## Begin EXERCISE DATA

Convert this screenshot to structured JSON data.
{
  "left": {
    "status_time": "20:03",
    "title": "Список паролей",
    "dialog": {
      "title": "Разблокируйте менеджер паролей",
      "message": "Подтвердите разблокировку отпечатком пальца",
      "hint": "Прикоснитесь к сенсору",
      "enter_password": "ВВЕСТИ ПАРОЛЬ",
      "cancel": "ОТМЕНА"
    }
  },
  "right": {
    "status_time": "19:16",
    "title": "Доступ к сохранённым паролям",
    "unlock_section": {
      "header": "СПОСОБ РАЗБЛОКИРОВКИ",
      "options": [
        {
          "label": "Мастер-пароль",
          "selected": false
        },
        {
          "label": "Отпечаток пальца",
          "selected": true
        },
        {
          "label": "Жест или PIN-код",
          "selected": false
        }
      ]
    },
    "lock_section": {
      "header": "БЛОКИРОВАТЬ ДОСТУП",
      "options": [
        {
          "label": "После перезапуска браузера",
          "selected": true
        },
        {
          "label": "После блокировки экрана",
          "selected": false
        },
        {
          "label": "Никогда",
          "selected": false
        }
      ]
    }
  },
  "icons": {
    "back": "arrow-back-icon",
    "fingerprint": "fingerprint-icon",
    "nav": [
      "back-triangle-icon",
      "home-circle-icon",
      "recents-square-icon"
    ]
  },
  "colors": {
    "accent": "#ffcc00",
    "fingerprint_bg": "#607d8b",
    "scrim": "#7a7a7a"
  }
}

## End EXERCISE DATA

(TASK STATEMENT): Using the records above, pull out each line where the word "После" occurs.

(OUTPUT OF THE EXERCISE):
          "label": "После перезапуска браузера",
          "label": "После блокировки экрана",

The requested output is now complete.